§ Given exercise
Show only lines that include "title".

§ Supplied material
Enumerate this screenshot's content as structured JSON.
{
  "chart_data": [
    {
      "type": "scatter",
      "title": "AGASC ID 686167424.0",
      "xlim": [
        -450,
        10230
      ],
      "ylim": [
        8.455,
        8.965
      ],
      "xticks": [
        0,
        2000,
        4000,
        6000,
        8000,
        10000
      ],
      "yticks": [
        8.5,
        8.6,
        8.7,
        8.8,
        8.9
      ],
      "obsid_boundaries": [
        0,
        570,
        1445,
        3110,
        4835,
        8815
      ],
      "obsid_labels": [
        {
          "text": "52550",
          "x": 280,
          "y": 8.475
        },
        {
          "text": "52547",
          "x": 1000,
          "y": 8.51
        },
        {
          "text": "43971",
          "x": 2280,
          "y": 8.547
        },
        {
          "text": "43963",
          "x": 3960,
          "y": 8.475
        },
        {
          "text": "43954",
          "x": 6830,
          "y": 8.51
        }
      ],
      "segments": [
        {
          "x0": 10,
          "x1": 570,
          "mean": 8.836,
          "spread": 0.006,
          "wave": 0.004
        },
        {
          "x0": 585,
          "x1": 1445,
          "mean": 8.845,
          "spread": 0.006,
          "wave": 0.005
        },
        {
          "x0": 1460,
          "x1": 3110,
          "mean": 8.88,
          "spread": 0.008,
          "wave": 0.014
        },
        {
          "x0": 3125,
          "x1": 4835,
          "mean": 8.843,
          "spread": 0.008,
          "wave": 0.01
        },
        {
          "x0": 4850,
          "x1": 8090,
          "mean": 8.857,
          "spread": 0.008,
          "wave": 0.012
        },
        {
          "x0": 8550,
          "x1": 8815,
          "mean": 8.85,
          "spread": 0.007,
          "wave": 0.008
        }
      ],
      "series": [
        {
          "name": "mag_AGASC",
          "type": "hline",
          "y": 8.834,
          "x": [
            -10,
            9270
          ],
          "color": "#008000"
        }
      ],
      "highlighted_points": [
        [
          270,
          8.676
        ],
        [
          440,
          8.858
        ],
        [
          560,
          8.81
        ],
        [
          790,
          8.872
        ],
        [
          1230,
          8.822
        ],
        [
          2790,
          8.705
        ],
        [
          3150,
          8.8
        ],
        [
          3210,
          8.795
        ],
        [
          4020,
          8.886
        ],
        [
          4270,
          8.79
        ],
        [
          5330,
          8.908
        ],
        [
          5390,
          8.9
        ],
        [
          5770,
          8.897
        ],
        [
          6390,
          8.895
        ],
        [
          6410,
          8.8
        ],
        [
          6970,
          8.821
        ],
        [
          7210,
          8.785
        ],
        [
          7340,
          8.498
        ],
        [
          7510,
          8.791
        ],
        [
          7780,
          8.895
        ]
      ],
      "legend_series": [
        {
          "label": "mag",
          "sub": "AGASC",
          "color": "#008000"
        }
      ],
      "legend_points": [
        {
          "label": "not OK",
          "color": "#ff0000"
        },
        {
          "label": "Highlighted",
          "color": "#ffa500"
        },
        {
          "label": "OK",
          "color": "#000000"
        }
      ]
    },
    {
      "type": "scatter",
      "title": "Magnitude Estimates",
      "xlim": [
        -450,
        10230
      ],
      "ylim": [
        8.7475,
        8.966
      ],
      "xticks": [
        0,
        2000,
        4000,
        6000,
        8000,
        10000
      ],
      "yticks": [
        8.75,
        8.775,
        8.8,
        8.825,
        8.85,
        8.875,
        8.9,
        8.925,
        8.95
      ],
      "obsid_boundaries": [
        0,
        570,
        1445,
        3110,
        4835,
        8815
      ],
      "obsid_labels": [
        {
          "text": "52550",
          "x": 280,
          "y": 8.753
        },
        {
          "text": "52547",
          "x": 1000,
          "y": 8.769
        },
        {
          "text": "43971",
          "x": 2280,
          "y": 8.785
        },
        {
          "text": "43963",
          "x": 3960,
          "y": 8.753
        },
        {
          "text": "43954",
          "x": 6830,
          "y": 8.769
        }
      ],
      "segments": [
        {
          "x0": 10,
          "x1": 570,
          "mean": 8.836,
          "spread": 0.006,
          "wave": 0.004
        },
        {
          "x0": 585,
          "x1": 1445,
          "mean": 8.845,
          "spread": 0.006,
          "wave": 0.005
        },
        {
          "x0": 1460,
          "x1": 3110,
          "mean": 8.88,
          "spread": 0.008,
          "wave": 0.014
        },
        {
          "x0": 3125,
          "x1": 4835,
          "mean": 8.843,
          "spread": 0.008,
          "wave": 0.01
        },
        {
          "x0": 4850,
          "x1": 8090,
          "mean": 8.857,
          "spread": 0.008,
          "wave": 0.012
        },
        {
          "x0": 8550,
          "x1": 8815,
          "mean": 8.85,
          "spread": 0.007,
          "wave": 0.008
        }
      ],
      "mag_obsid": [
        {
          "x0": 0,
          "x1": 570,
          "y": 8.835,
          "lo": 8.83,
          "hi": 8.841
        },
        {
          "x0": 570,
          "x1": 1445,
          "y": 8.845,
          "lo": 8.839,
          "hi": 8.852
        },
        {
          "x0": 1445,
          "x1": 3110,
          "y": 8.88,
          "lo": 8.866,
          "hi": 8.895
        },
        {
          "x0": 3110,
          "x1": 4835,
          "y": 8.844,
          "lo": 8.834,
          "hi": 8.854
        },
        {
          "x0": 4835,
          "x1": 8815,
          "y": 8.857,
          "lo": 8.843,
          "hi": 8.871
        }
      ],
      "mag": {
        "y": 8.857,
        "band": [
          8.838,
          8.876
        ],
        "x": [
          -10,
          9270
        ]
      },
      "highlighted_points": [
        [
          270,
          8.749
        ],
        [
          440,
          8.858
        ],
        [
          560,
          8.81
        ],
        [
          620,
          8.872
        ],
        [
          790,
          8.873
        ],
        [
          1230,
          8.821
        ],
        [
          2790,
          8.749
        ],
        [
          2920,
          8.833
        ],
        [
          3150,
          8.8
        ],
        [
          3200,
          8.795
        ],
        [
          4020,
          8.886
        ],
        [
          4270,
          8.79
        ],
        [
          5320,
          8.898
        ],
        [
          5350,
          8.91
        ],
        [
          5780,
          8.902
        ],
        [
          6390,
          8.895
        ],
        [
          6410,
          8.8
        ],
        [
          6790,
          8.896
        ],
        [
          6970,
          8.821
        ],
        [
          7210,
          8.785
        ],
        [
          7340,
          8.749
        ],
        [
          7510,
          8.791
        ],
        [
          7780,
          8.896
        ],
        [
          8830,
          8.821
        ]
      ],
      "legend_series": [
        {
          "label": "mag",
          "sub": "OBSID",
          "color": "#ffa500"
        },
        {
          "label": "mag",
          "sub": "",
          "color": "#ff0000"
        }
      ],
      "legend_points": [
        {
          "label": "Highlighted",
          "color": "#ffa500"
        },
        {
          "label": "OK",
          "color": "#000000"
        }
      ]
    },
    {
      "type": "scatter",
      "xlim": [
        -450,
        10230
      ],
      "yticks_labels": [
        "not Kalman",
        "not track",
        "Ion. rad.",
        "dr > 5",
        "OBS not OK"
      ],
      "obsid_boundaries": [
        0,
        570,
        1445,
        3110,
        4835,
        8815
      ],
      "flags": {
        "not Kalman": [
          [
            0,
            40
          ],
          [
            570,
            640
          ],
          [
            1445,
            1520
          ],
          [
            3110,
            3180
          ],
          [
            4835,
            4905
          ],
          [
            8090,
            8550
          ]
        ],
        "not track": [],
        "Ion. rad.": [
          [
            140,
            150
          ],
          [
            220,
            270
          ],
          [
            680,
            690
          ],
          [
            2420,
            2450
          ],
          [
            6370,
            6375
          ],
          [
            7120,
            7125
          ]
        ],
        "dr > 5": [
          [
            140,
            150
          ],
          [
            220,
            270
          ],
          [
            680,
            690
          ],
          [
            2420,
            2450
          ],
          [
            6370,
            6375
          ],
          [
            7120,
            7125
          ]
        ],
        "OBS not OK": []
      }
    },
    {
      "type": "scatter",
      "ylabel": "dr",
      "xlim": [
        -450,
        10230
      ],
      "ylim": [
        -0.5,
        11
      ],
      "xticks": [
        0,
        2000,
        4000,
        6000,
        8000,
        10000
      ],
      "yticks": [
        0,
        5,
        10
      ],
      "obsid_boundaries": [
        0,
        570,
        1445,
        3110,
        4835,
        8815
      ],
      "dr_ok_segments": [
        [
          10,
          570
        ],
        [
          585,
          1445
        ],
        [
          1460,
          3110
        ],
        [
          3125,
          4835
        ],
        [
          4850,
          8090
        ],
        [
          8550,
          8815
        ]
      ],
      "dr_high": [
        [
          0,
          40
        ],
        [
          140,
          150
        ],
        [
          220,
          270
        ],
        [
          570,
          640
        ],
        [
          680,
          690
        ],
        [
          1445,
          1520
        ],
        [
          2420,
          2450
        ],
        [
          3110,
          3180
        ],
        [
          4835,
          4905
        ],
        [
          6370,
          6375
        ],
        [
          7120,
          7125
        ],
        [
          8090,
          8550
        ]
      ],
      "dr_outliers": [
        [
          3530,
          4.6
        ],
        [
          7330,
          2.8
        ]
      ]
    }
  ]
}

§ Exercise answer
      "title": "AGASC ID 686167424.0",
      "title": "Magnitude Estimates",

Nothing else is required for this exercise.